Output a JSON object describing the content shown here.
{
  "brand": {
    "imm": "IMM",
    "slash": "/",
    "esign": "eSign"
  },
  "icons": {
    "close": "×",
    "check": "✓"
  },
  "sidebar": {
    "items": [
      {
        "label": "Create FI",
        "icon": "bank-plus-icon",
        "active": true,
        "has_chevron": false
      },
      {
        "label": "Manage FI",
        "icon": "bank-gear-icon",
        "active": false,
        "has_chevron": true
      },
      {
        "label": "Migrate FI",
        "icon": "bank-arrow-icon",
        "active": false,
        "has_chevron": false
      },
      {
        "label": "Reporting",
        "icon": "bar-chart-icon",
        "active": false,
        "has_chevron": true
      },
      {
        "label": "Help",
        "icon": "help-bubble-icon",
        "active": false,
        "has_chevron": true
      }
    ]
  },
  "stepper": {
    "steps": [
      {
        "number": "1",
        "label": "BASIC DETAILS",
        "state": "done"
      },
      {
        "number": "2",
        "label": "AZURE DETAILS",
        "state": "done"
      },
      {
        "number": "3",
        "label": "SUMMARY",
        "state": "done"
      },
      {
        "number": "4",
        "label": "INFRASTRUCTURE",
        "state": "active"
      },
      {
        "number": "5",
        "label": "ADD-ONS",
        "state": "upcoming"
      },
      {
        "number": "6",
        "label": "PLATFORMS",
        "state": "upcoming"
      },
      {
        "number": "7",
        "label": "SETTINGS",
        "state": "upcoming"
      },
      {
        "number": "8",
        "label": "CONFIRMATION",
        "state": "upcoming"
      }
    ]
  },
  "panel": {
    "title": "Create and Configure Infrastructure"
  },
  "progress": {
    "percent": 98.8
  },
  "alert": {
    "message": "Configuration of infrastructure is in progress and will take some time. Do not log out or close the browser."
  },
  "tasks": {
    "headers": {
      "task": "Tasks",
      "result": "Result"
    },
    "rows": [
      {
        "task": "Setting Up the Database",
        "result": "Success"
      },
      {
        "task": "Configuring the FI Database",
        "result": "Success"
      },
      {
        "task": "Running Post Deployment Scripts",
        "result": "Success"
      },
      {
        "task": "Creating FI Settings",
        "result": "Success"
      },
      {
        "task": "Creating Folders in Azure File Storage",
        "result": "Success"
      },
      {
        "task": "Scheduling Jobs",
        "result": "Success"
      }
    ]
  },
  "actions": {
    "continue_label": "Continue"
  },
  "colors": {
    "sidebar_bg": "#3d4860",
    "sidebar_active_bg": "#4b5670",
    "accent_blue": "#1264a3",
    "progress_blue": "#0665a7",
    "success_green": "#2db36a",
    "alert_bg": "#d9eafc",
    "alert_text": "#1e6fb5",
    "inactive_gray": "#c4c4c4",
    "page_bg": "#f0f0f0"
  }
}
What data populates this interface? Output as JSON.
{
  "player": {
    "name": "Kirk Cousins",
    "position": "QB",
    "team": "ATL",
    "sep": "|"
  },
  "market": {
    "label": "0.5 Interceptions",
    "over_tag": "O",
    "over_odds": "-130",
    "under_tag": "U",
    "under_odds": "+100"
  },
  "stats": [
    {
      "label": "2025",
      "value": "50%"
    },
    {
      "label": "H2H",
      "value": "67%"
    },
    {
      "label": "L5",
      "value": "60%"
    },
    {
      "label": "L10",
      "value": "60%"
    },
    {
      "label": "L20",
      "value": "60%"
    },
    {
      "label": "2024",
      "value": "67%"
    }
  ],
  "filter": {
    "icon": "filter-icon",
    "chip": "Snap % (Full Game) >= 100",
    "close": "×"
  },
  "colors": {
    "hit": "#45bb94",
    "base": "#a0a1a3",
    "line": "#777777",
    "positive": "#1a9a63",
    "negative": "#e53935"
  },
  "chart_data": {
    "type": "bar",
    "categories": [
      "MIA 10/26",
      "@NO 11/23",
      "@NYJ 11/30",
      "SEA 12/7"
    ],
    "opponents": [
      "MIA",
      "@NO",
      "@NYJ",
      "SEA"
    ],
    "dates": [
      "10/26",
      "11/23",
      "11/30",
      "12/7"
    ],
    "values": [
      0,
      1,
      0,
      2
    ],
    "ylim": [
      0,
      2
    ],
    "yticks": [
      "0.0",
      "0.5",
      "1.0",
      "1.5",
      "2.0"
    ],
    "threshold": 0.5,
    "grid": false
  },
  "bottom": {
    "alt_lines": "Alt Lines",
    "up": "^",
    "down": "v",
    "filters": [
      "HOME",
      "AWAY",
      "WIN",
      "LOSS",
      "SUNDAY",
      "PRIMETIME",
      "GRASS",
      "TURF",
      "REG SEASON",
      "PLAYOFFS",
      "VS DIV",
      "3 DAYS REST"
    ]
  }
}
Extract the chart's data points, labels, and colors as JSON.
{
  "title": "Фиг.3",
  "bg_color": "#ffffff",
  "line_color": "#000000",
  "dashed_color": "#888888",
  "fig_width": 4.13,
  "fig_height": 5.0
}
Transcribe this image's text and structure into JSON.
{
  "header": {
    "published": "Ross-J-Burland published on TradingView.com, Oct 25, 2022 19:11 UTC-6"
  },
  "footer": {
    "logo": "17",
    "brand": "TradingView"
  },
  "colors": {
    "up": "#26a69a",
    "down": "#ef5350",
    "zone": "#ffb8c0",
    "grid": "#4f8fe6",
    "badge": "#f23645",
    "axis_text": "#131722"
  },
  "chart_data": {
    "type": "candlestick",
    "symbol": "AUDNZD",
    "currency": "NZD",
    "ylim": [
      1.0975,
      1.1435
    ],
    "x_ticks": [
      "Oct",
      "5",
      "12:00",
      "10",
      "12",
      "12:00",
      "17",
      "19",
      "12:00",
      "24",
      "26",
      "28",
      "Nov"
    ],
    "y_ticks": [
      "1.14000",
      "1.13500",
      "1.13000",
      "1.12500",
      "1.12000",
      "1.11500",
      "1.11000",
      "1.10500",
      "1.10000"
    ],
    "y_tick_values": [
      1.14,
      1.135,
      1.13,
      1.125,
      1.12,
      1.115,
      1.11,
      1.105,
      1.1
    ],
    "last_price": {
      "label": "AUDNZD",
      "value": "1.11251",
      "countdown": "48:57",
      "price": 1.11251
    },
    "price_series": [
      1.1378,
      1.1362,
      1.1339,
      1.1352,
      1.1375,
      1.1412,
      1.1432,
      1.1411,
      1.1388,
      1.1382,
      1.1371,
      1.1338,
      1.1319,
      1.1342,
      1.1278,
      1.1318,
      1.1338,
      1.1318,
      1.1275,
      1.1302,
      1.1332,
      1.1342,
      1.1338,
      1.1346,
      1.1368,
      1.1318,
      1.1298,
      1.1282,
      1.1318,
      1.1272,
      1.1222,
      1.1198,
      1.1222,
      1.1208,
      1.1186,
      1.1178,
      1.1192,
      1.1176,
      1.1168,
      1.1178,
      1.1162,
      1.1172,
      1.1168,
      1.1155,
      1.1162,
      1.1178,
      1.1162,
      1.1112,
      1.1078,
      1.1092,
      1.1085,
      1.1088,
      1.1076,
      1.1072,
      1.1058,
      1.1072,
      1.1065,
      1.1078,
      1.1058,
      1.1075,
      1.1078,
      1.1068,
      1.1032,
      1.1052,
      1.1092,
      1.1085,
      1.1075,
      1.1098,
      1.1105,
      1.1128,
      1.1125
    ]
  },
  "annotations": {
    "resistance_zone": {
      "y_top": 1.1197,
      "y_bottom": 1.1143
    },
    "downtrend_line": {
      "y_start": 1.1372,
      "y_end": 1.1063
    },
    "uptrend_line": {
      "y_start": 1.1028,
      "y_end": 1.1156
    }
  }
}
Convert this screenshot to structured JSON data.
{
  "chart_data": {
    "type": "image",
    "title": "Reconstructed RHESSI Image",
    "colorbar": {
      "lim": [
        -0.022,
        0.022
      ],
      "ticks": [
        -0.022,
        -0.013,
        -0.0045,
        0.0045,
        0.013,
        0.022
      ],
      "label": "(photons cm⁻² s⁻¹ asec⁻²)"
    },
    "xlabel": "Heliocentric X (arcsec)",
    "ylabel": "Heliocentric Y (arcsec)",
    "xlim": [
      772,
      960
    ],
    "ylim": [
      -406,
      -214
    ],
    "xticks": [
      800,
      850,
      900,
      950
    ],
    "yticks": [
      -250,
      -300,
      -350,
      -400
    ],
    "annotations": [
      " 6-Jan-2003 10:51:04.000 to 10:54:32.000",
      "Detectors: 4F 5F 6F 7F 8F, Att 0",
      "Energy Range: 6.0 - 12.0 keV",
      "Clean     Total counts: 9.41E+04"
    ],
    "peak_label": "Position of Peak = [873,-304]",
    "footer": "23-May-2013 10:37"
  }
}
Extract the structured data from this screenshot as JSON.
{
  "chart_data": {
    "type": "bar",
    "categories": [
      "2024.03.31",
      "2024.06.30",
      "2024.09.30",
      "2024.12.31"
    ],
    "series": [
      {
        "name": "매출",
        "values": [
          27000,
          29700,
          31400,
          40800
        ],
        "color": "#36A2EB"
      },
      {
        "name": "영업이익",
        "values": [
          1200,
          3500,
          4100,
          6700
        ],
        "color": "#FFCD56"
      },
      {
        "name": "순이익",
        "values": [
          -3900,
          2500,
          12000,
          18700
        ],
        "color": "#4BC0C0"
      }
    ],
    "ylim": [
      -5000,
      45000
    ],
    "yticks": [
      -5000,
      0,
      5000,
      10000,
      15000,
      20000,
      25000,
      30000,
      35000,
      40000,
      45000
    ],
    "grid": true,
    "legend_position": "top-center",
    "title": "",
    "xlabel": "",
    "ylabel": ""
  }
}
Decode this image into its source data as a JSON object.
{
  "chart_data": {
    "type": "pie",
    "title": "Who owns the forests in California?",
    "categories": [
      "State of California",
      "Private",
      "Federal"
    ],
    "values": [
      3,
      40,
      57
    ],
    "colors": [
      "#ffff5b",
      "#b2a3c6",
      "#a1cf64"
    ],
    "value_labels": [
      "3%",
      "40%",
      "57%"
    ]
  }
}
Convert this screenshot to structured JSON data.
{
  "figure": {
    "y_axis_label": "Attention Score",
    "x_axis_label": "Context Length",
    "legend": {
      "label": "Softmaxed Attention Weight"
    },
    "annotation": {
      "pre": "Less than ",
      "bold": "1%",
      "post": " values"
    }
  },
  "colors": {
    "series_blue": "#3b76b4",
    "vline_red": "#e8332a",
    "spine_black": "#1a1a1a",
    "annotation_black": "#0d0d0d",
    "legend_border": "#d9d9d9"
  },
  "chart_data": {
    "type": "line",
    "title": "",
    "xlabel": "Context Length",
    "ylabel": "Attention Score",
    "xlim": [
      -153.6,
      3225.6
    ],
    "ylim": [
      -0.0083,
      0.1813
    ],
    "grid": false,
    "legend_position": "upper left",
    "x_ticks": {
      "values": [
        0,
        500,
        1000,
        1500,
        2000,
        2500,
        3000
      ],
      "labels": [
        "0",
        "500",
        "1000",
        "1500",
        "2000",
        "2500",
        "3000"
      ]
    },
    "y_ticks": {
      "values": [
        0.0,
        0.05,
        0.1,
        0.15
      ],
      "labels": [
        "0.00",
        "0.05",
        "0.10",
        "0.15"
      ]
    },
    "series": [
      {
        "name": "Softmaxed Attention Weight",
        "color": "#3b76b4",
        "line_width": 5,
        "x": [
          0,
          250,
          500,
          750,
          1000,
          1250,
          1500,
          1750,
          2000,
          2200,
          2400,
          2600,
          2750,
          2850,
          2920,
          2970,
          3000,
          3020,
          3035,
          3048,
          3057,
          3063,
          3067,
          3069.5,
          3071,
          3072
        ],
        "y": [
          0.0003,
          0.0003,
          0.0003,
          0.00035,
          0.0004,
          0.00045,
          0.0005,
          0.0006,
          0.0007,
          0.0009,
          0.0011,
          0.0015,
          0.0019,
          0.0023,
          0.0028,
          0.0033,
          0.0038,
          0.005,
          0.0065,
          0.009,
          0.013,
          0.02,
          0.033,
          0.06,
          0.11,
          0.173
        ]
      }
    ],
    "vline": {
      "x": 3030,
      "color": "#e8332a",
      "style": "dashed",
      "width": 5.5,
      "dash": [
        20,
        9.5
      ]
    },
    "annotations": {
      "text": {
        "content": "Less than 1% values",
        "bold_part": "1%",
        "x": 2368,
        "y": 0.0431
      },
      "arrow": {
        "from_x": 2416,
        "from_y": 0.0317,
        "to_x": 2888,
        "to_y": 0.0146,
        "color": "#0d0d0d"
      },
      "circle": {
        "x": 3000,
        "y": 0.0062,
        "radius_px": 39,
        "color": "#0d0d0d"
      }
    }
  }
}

========================================================================

Return every line in the listing that contains the word "Output".

SOLUTION TO THE PROBLEM ->
Output a JSON object describing the content shown here.
What data populates this interface? Output as JSON.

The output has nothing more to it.